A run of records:
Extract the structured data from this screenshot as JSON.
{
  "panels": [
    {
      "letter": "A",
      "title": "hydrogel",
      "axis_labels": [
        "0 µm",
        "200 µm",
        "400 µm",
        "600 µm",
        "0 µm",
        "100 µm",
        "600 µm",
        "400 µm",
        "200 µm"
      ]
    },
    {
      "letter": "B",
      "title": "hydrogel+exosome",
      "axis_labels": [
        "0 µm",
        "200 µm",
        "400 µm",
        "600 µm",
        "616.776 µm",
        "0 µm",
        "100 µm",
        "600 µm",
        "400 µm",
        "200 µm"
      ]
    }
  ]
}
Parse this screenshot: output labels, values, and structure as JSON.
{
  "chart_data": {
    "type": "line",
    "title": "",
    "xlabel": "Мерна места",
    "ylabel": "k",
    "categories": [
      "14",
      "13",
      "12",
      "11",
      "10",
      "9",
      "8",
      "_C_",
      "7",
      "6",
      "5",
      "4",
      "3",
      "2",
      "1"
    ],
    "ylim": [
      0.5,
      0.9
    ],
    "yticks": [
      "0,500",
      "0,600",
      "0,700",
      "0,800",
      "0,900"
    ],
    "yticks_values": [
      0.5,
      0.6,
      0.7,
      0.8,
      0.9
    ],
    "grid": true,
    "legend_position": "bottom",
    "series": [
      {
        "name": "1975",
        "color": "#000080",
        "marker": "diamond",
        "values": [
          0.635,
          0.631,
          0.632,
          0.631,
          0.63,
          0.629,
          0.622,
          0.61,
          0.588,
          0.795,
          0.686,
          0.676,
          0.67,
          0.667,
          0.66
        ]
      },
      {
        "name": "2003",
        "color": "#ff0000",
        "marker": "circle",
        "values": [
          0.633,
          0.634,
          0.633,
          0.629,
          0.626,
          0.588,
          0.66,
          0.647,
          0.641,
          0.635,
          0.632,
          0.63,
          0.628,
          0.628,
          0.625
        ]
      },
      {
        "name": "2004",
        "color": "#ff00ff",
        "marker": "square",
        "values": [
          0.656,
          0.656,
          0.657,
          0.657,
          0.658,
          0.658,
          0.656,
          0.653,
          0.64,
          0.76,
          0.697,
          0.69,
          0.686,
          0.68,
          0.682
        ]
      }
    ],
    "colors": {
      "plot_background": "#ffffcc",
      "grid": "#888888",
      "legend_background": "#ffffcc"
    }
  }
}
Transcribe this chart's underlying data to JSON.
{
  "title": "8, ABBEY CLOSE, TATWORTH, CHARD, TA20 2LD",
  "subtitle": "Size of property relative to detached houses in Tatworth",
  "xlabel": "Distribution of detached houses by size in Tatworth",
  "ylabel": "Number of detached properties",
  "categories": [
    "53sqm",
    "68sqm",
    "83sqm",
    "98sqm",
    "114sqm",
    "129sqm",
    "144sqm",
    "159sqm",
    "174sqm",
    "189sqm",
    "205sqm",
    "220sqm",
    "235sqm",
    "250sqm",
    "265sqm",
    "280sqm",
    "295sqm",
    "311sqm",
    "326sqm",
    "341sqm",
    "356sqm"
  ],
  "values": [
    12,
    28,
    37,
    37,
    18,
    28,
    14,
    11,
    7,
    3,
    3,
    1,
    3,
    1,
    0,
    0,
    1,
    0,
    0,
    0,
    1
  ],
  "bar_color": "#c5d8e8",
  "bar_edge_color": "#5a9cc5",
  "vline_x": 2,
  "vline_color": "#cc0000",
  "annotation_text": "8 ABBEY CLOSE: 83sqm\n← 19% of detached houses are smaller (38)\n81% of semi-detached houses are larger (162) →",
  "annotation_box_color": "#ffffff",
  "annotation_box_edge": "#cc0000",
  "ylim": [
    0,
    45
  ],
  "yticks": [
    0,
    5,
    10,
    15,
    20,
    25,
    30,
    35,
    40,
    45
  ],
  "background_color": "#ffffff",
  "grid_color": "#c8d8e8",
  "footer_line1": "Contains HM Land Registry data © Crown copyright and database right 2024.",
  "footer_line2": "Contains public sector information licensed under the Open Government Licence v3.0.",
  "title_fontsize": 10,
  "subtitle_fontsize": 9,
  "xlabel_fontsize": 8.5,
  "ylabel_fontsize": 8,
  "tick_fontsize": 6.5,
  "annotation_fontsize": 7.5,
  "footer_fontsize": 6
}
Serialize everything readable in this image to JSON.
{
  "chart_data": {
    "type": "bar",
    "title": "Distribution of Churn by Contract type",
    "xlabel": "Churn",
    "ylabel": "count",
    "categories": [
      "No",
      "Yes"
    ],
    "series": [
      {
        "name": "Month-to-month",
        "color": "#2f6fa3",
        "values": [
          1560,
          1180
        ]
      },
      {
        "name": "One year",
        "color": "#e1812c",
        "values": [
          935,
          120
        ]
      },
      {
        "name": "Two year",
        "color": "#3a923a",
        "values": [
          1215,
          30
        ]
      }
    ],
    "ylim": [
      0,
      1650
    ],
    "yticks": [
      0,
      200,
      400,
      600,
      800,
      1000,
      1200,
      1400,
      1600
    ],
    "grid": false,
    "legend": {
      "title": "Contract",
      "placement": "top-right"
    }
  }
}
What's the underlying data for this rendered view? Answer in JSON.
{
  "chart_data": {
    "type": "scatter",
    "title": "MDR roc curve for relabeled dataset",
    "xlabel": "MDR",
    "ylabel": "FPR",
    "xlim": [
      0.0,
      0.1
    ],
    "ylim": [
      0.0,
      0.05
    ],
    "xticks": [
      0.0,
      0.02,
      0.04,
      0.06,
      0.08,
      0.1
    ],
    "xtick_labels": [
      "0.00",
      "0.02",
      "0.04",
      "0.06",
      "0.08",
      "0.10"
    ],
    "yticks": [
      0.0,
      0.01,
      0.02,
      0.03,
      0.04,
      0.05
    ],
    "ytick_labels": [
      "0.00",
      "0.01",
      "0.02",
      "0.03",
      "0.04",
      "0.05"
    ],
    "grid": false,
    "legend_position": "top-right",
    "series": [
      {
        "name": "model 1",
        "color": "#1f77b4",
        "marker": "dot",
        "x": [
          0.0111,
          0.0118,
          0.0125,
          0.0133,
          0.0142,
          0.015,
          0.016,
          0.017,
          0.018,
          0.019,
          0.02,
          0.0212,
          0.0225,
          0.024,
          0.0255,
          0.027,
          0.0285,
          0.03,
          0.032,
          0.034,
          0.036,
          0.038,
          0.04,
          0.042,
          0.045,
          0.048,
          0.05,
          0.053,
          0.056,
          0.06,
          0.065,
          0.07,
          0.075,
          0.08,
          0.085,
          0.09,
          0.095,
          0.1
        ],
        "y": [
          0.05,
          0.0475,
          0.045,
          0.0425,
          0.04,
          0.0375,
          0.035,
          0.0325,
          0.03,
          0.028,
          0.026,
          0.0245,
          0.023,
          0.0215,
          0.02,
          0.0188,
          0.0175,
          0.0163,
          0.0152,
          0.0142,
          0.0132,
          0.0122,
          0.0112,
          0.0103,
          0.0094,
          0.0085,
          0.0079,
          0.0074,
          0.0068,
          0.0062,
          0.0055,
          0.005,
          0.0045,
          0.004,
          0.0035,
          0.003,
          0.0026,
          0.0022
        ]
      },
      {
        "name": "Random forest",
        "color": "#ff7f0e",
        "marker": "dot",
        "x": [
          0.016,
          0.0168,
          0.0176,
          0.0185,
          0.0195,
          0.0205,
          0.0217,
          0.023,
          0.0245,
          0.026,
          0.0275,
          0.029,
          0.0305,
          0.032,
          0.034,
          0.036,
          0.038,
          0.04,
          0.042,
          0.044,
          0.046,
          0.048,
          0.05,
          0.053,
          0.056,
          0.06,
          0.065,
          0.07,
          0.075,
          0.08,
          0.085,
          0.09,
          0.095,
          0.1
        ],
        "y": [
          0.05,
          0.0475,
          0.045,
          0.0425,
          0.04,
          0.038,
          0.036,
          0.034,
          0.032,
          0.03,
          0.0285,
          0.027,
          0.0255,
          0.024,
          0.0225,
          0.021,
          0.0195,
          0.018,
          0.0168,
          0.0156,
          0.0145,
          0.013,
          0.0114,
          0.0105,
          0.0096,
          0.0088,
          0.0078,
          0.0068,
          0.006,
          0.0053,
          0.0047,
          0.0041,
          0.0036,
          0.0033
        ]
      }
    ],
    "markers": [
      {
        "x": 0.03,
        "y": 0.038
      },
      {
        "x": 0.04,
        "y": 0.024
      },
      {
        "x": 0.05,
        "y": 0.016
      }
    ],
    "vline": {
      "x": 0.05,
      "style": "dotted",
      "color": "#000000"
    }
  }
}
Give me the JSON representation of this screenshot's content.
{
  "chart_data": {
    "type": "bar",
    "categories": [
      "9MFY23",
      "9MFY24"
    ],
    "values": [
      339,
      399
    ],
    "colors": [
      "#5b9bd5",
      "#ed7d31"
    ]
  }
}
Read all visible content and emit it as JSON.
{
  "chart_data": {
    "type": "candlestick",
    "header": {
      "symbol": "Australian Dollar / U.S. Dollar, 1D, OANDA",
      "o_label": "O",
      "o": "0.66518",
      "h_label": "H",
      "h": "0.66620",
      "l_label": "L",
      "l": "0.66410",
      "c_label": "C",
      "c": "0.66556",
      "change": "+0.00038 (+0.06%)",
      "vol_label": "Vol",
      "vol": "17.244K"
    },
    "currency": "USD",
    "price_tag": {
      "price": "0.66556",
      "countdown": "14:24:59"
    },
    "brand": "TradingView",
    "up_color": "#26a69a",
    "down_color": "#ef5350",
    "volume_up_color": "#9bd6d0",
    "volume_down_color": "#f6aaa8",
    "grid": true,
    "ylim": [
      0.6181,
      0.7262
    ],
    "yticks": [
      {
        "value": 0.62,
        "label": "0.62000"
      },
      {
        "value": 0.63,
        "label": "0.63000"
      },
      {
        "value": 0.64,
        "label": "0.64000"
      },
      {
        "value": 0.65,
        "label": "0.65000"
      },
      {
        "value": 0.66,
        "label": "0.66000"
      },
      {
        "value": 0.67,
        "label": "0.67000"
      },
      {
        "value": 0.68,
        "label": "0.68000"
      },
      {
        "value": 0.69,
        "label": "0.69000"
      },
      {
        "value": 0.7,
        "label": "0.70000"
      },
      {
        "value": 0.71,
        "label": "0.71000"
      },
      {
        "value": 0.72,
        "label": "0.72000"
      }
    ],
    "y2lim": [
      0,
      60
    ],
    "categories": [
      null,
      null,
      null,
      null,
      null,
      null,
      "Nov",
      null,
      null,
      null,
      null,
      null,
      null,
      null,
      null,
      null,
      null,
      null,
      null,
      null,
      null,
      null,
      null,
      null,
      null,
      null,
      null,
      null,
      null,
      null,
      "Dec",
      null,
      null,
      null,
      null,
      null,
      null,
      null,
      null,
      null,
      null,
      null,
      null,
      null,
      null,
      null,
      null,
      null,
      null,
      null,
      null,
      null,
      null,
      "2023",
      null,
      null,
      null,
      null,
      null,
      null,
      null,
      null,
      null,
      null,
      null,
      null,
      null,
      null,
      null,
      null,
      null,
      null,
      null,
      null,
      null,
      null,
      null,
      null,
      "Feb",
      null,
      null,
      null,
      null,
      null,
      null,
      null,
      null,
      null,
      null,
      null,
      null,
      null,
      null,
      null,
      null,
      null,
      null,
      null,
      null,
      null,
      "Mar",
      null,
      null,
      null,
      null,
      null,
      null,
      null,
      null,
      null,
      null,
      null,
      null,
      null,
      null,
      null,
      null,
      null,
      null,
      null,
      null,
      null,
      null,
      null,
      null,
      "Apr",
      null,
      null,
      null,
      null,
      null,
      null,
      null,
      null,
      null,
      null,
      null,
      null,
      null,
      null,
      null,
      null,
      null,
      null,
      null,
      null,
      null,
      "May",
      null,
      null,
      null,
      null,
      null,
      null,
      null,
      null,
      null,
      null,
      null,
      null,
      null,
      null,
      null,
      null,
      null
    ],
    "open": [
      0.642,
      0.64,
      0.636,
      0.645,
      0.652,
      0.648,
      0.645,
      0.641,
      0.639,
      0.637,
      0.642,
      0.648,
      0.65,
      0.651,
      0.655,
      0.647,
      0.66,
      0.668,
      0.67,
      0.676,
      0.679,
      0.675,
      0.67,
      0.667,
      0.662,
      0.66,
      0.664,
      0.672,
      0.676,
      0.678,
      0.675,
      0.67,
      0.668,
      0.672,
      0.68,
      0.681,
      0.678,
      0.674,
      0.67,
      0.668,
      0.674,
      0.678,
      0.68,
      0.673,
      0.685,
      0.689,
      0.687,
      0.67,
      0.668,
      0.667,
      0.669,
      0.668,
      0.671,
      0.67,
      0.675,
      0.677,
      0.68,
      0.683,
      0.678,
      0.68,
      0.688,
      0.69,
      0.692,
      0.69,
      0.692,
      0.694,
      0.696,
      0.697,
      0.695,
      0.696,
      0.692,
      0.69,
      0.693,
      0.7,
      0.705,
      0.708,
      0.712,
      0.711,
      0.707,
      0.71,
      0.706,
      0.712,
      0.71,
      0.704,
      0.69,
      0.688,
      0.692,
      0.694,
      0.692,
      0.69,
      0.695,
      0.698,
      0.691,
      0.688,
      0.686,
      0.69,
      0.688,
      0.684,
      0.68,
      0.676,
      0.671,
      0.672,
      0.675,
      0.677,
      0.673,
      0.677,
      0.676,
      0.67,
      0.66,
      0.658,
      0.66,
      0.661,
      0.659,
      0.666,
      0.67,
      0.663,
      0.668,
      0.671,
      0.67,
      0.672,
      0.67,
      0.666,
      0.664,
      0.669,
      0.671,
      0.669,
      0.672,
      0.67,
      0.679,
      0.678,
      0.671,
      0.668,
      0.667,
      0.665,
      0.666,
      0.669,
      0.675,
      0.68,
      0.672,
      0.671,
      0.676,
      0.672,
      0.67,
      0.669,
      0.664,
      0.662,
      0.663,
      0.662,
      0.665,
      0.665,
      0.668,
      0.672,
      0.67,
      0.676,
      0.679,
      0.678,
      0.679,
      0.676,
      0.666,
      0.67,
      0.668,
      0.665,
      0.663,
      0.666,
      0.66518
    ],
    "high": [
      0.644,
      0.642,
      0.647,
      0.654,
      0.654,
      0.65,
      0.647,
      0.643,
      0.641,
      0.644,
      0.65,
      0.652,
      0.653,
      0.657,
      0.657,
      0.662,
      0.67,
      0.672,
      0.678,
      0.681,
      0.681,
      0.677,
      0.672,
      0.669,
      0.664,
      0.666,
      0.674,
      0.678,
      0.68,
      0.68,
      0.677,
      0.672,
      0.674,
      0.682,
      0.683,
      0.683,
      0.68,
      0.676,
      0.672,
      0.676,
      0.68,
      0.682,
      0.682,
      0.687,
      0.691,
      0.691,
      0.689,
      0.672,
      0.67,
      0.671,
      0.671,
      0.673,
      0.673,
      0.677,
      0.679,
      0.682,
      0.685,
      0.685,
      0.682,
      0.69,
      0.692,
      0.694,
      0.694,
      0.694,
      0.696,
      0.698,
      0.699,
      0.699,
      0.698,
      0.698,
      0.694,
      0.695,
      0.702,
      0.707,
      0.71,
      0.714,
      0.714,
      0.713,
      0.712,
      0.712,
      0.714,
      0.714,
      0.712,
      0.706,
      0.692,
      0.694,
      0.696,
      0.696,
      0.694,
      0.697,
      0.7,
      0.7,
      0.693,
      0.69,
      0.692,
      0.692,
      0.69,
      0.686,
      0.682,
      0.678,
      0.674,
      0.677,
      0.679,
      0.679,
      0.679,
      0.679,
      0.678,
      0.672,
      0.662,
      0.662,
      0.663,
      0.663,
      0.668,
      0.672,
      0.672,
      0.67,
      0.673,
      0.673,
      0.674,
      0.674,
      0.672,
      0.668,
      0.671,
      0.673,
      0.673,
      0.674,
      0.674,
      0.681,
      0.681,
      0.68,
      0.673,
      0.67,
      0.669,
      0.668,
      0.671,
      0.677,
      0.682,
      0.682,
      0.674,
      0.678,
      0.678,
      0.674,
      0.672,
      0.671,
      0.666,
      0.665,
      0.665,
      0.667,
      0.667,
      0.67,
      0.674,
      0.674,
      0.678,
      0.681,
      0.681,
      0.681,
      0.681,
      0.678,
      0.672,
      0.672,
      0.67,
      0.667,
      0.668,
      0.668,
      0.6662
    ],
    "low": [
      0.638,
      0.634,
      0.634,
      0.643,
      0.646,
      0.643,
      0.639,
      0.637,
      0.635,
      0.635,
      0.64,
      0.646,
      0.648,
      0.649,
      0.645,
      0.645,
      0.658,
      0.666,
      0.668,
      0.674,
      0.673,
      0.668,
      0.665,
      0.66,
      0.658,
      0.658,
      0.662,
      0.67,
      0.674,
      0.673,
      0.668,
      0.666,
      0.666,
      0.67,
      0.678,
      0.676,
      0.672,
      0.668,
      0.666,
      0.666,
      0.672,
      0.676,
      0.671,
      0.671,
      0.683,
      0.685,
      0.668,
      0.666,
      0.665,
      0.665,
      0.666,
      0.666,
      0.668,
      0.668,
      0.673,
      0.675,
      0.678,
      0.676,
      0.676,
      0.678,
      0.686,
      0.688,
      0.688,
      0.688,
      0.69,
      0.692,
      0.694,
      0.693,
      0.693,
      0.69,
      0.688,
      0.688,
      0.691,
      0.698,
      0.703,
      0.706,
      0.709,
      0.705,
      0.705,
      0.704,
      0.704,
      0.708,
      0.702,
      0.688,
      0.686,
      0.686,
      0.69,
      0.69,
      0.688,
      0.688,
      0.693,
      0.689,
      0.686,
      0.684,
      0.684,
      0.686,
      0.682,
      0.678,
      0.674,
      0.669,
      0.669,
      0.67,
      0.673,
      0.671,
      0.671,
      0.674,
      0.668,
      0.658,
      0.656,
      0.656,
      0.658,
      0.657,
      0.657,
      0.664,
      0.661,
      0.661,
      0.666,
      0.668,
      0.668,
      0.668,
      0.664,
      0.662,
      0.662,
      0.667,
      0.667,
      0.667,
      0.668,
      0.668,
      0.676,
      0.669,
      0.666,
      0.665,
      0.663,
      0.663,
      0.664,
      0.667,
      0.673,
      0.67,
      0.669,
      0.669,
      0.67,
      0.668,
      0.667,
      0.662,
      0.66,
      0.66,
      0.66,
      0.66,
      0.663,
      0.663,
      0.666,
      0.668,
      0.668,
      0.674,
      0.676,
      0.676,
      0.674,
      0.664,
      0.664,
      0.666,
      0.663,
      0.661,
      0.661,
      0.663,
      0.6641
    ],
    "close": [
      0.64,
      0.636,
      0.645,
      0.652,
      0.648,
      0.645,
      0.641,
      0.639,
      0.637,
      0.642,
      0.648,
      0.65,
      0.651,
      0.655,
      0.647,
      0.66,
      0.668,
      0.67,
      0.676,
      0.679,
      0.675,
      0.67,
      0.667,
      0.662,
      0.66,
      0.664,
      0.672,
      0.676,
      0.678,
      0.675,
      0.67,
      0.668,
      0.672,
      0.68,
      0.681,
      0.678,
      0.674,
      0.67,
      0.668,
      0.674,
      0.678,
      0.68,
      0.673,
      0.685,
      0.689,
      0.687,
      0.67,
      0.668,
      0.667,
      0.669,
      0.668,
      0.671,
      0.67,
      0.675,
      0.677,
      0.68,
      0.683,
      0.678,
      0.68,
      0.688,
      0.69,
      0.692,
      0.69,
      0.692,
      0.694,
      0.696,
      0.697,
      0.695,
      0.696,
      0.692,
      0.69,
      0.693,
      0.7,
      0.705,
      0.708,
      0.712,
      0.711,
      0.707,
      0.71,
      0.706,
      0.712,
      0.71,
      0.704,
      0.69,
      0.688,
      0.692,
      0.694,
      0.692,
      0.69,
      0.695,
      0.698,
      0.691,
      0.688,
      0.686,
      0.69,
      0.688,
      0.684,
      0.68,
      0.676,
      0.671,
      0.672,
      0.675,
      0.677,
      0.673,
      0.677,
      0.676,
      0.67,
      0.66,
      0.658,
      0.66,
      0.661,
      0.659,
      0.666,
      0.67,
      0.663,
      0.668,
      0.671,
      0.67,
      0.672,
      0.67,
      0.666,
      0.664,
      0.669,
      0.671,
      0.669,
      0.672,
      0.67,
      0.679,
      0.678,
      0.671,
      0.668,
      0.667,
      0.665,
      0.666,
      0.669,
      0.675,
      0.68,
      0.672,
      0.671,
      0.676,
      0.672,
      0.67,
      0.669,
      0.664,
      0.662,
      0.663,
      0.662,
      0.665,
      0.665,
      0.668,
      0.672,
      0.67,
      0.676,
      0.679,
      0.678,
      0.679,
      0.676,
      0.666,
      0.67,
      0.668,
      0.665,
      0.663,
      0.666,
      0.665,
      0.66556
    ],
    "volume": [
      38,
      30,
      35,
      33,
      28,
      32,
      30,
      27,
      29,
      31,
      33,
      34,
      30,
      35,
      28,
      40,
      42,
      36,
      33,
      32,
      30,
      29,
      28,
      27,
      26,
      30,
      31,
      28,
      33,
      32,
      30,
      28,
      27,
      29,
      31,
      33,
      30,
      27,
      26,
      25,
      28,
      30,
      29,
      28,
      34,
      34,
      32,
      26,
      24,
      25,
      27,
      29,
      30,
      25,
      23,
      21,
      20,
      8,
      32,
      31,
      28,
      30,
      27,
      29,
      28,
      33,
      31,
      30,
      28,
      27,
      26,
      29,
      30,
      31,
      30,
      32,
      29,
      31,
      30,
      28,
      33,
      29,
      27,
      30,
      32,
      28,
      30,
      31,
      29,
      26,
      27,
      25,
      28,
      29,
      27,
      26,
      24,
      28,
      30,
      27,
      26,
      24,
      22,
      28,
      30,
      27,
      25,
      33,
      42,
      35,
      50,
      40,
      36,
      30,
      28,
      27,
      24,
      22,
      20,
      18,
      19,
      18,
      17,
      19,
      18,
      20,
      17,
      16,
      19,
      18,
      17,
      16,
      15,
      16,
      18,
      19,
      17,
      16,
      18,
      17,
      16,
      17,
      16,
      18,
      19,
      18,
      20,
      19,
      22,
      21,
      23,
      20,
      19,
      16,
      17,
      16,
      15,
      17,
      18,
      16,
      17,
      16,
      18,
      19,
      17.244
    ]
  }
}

CHALLENGE> Pick out and copy the lines of the material that include the word "type".

FINAL RESULT>
    "type": "line",
    "type": "bar",
    "title": "Distribution of Churn by Contract type",
    "type": "scatter",
    "type": "bar",
    "type": "candlestick",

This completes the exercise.